Stored entries:

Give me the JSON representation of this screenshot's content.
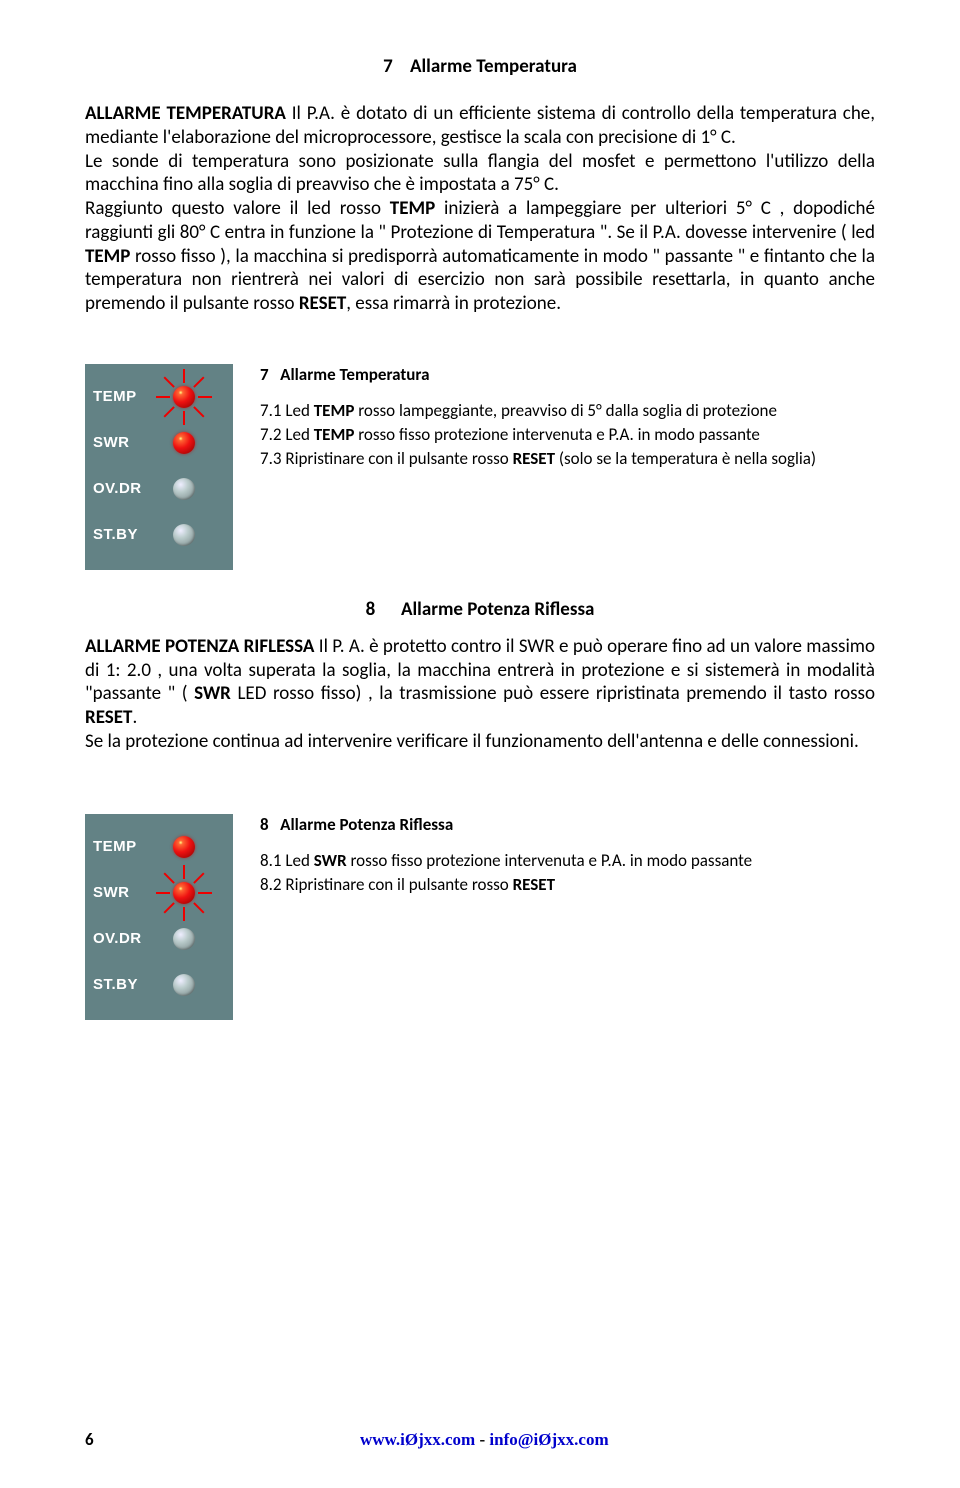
{
  "section7": {
    "number": "7",
    "title": "Allarme Temperatura",
    "para1_a": "ALLARME TEMPERATURA",
    "para1_b": " Il P.A. è dotato di un efficiente sistema di controllo della temperatura che, mediante l'elaborazione del microprocessore, gestisce la scala con precisione di 1° C.",
    "para2": "Le sonde di temperatura sono posizionate sulla flangia del mosfet e permettono l'utilizzo della macchina fino alla soglia di preavviso che è impostata a 75° C.",
    "para3_a": "Raggiunto questo valore il led rosso ",
    "para3_b": "TEMP",
    "para3_c": " inizierà a lampeggiare per ulteriori 5° C , dopodiché raggiunti gli 80° C entra in funzione la \" Protezione di Temperatura \". Se il P.A. dovesse intervenire ( led ",
    "para3_d": "TEMP",
    "para3_e": " rosso fisso ), la macchina si predisporrà automaticamente in modo \" passante \" e fintanto che la temperatura non rientrerà nei valori di esercizio non sarà possibile resettarla, in quanto anche premendo il pulsante rosso ",
    "para3_f": "RESET",
    "para3_g": ", essa rimarrà in protezione."
  },
  "panel1": {
    "rows": [
      {
        "label": "TEMP",
        "state": "red",
        "spark": true
      },
      {
        "label": "SWR",
        "state": "red",
        "spark": false
      },
      {
        "label": "OV.DR",
        "state": "off",
        "spark": false
      },
      {
        "label": "ST.BY",
        "state": "off",
        "spark": false
      }
    ],
    "title_num": "7",
    "title_txt": "Allarme Temperatura",
    "i1_a": "7.1   Led ",
    "i1_b": "TEMP",
    "i1_c": " rosso lampeggiante, preavviso di 5° dalla soglia di protezione",
    "i2_a": "7.2   Led ",
    "i2_b": "TEMP",
    "i2_c": " rosso fisso protezione intervenuta e P.A. in modo passante",
    "i3_a": "7.3  Ripristinare con il pulsante rosso ",
    "i3_b": "RESET",
    "i3_c": " (solo se la temperatura è nella soglia)"
  },
  "section8": {
    "number": "8",
    "title": "Allarme Potenza Riflessa",
    "p1_a": "ALLARME POTENZA RIFLESSA",
    "p1_b": " Il P. A.  è protetto contro il SWR e può operare fino ad un valore massimo di 1: 2.0 , una volta superata la soglia, la macchina entrerà in protezione e si sistemerà in modalità \"passante \" ( ",
    "p1_c": "SWR",
    "p1_d": " LED rosso fisso) , la trasmissione può essere ripristinata premendo il tasto rosso ",
    "p1_e": "RESET",
    "p1_f": ".",
    "p2": "Se la protezione continua ad intervenire verificare il funzionamento dell'antenna e delle connessioni."
  },
  "panel2": {
    "rows": [
      {
        "label": "TEMP",
        "state": "red",
        "spark": false
      },
      {
        "label": "SWR",
        "state": "red",
        "spark": true
      },
      {
        "label": "OV.DR",
        "state": "off",
        "spark": false
      },
      {
        "label": "ST.BY",
        "state": "off",
        "spark": false
      }
    ],
    "title_num": "8",
    "title_txt": "Allarme Potenza Riflessa",
    "i1_a": "8.1   Led ",
    "i1_b": "SWR",
    "i1_c": " rosso fisso protezione intervenuta e P.A. in modo passante",
    "i2_a": "8.2  Ripristinare con il pulsante rosso ",
    "i2_b": "RESET"
  },
  "footer": {
    "page": "6",
    "site": "www.iØjxx.com",
    "sep": " - ",
    "mail": "info@iØjxx.com"
  }
}
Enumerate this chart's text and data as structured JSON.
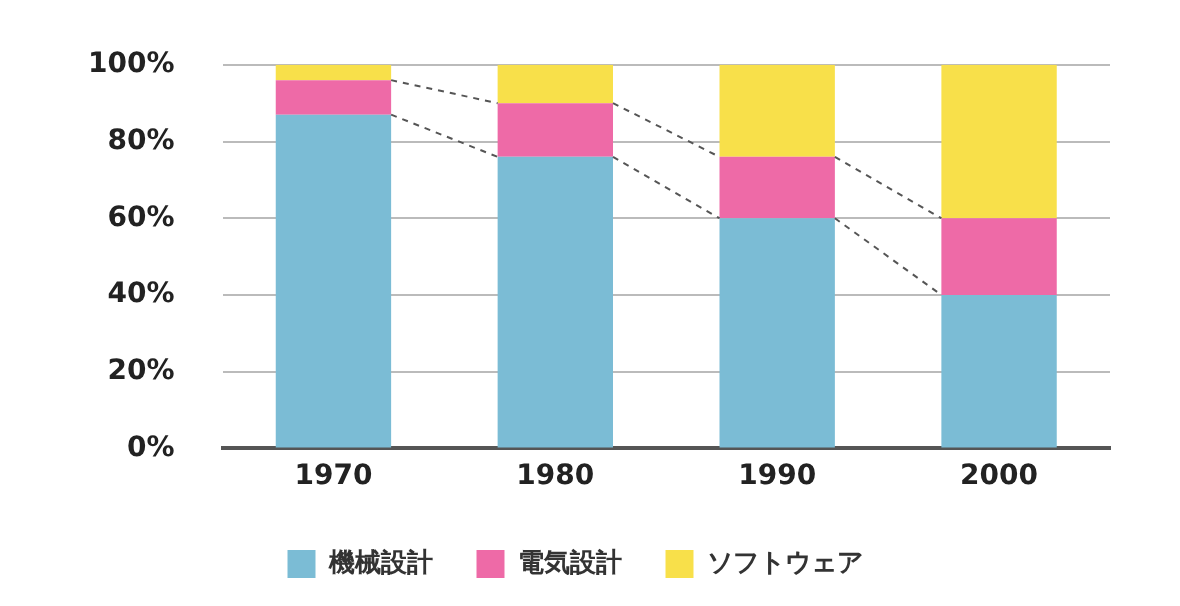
{
  "chart_data": {
    "type": "bar",
    "stacked": true,
    "categories": [
      "1970",
      "1980",
      "1990",
      "2000"
    ],
    "series": [
      {
        "name": "機械設計",
        "color": "#7bbcd5",
        "values": [
          87,
          76,
          60,
          40
        ]
      },
      {
        "name": "電気設計",
        "color": "#ee6aa7",
        "values": [
          9,
          14,
          16,
          20
        ]
      },
      {
        "name": "ソフトウェア",
        "color": "#f8e04a",
        "values": [
          4,
          10,
          24,
          40
        ]
      }
    ],
    "ylim": [
      0,
      100
    ],
    "yticks": [
      {
        "value": 0,
        "label": "0%"
      },
      {
        "value": 20,
        "label": "20%"
      },
      {
        "value": 40,
        "label": "40%"
      },
      {
        "value": 60,
        "label": "60%"
      },
      {
        "value": 80,
        "label": "80%"
      },
      {
        "value": 100,
        "label": "100%"
      }
    ],
    "grid": "y",
    "legend": "bottom"
  }
}
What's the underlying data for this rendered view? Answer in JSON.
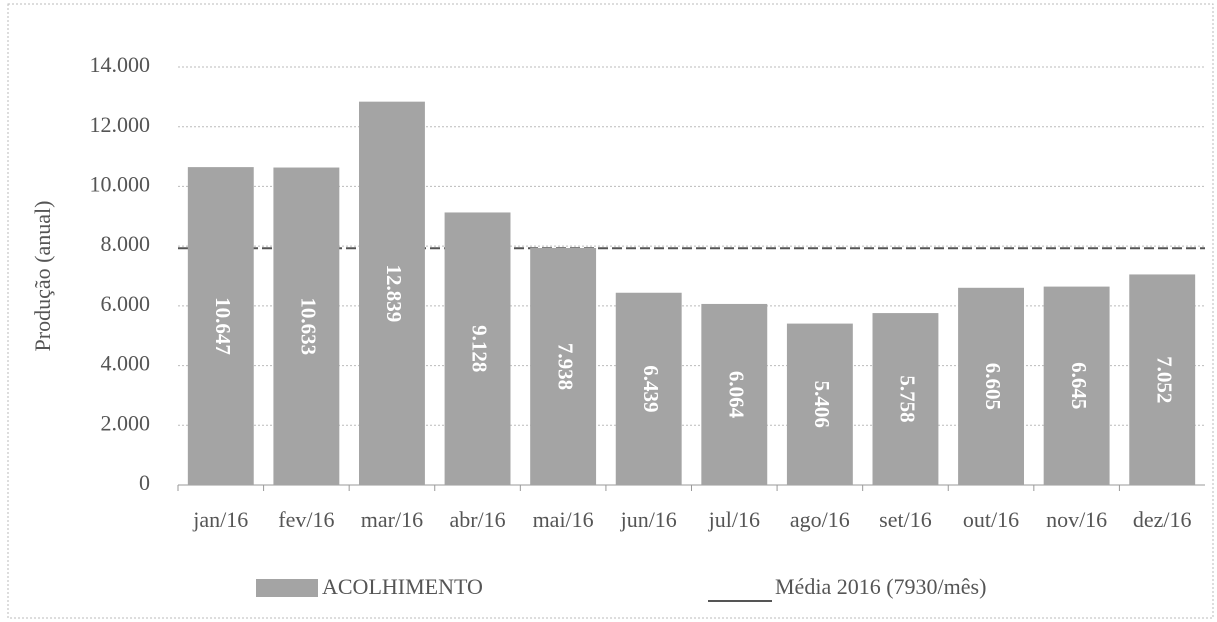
{
  "chart_data": {
    "type": "bar",
    "y_label": "Produção (anual)",
    "categories": [
      "jan/16",
      "fev/16",
      "mar/16",
      "abr/16",
      "mai/16",
      "jun/16",
      "jul/16",
      "ago/16",
      "set/16",
      "out/16",
      "nov/16",
      "dez/16"
    ],
    "series": [
      {
        "name": "ACOLHIMENTO",
        "color": "#a4a4a4",
        "values": [
          10647,
          10633,
          12839,
          9128,
          7938,
          6439,
          6064,
          5406,
          5758,
          6605,
          6645,
          7052
        ],
        "value_labels": [
          "10.647",
          "10.633",
          "12.839",
          "9.128",
          "7.938",
          "6.439",
          "6.064",
          "5.406",
          "5.758",
          "6.605",
          "6.645",
          "7.052"
        ]
      }
    ],
    "reference_line": {
      "name": "Média 2016 (7930/mês)",
      "value": 7930,
      "color": "#555555"
    },
    "ylim": [
      0,
      14000
    ],
    "yticks": [
      0,
      {
        "value": 2000,
        "label": "2.000"
      },
      {
        "value": 4000,
        "label": "4.000"
      },
      {
        "value": 6000,
        "label": "6.000"
      },
      {
        "value": 8000,
        "label": "8.000"
      },
      {
        "value": 10000,
        "label": "10.000"
      },
      {
        "value": 12000,
        "label": "12.000"
      },
      {
        "value": 14000,
        "label": "14.000"
      }
    ],
    "grid": true
  }
}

GIVEN EXERCISE: Omitting all images, print the listing exactly.

FINISHED EXERCISE:
Give me the JSON representation of this screenshot's content.
{
  "section7": {
    "number": "7",
    "title": "Allarme Temperatura",
    "para1_a": "ALLARME TEMPERATURA",
    "para1_b": " Il P.A. è dotato di un efficiente sistema di controllo della temperatura che, mediante l'elaborazione del microprocessore, gestisce la scala con precisione di 1° C.",
    "para2": "Le sonde di temperatura sono posizionate sulla flangia del mosfet e permettono l'utilizzo della macchina fino alla soglia di preavviso che è impostata a 75° C.",
    "para3_a": "Raggiunto questo valore il led rosso ",
    "para3_b": "TEMP",
    "para3_c": " inizierà a lampeggiare per ulteriori 5° C , dopodiché raggiunti gli 80° C entra in funzione la \" Protezione di Temperatura \". Se il P.A. dovesse intervenire ( led ",
    "para3_d": "TEMP",
    "para3_e": " rosso fisso ), la macchina si predisporrà automaticamente in modo \" passante \" e fintanto che la temperatura non rientrerà nei valori di esercizio non sarà possibile resettarla, in quanto anche premendo il pulsante rosso ",
    "para3_f": "RESET",
    "para3_g": ", essa rimarrà in protezione."
  },
  "panel1": {
    "rows": [
      {
        "label": "TEMP",
        "state": "red",
        "spark": true
      },
      {
        "label": "SWR",
        "state": "red",
        "spark": false
      },
      {
        "label": "OV.DR",
        "state": "off",
        "spark": false
      },
      {
        "label": "ST.BY",
        "state": "off",
        "spark": false
      }
    ],
    "title_num": "7",
    "title_txt": "Allarme Temperatura",
    "i1_a": "7.1   Led ",
    "i1_b": "TEMP",
    "i1_c": " rosso lampeggiante, preavviso di 5° dalla soglia di protezione",
    "i2_a": "7.2   Led ",
    "i2_b": "TEMP",
    "i2_c": " rosso fisso protezione intervenuta e P.A. in modo passante",
    "i3_a": "7.3  Ripristinare con il pulsante rosso ",
    "i3_b": "RESET",
    "i3_c": " (solo se la temperatura è nella soglia)"
  },
  "section8": {
    "number": "8",
    "title": "Allarme Potenza Riflessa",
    "p1_a": "ALLARME POTENZA RIFLESSA",
    "p1_b": " Il P. A.  è protetto contro il SWR e può operare fino ad un valore massimo di 1: 2.0 , una volta superata la soglia, la macchina entrerà in protezione e si sistemerà in modalità \"passante \" ( ",
    "p1_c": "SWR",
    "p1_d": " LED rosso fisso) , la trasmissione può essere ripristinata premendo il tasto rosso ",
    "p1_e": "RESET",
    "p1_f": ".",
    "p2": "Se la protezione continua ad intervenire verificare il funzionamento dell'antenna e delle connessioni."
  },
  "panel2": {
    "rows": [
      {
        "label": "TEMP",
        "state": "red",
        "spark": false
      },
      {
        "label": "SWR",
        "state": "red",
        "spark": true
      },
      {
        "label": "OV.DR",
        "state": "off",
        "spark": false
      },
      {
        "label": "ST.BY",
        "state": "off",
        "spark": false
      }
    ],
    "title_num": "8",
    "title_txt": "Allarme Potenza Riflessa",
    "i1_a": "8.1   Led ",
    "i1_b": "SWR",
    "i1_c": " rosso fisso protezione intervenuta e P.A. in modo passante",
    "i2_a": "8.2  Ripristinare con il pulsante rosso ",
    "i2_b": "RESET"
  },
  "footer": {
    "page": "6",
    "site": "www.iØjxx.com",
    "sep": " - ",
    "mail": "info@iØjxx.com"
  }
}
Enumerate this chart's text and data as structured JSON.
{
  "chart_data": {
    "type": "bar",
    "stacked": true,
    "categories": [
      "1970",
      "1980",
      "1990",
      "2000"
    ],
    "series": [
      {
        "name": "機械設計",
        "color": "#7bbcd5",
        "values": [
          87,
          76,
          60,
          40
        ]
      },
      {
        "name": "電気設計",
        "color": "#ee6aa7",
        "values": [
          9,
          14,
          16,
          20
        ]
      },
      {
        "name": "ソフトウェア",
        "color": "#f8e04a",
        "values": [
          4,
          10,
          24,
          40
        ]
      }
    ],
    "ylim": [
      0,
      100
    ],
    "yticks": [
      {
        "value": 0,
        "label": "0%"
      },
      {
        "value": 20,
        "label": "20%"
      },
      {
        "value": 40,
        "label": "40%"
      },
      {
        "value": 60,
        "label": "60%"
      },
      {
        "value": 80,
        "label": "80%"
      },
      {
        "value": 100,
        "label": "100%"
      }
    ],
    "grid": "y",
    "legend": "bottom"
  }
}
What's the underlying data for this rendered view? Answer in JSON.
{
  "chart_data": {
    "type": "bar",
    "y_label": "Produção (anual)",
    "categories": [
      "jan/16",
      "fev/16",
      "mar/16",
      "abr/16",
      "mai/16",
      "jun/16",
      "jul/16",
      "ago/16",
      "set/16",
      "out/16",
      "nov/16",
      "dez/16"
    ],
    "series": [
      {
        "name": "ACOLHIMENTO",
        "color": "#a4a4a4",
        "values": [
          10647,
          10633,
          12839,
          9128,
          7938,
          6439,
          6064,
          5406,
          5758,
          6605,
          6645,
          7052
        ],
        "value_labels": [
          "10.647",
          "10.633",
          "12.839",
          "9.128",
          "7.938",
          "6.439",
          "6.064",
          "5.406",
          "5.758",
          "6.605",
          "6.645",
          "7.052"
        ]
      }
    ],
    "reference_line": {
      "name": "Média 2016 (7930/mês)",
      "value": 7930,
      "color": "#555555"
    },
    "ylim": [
      0,
      14000
    ],
    "yticks": [
      0,
      {
        "value": 2000,
        "label": "2.000"
      },
      {
        "value": 4000,
        "label": "4.000"
      },
      {
        "value": 6000,
        "label": "6.000"
      },
      {
        "value": 8000,
        "label": "8.000"
      },
      {
        "value": 10000,
        "label": "10.000"
      },
      {
        "value": 12000,
        "label": "12.000"
      },
      {
        "value": 14000,
        "label": "14.000"
      }
    ],
    "grid": true
  }
}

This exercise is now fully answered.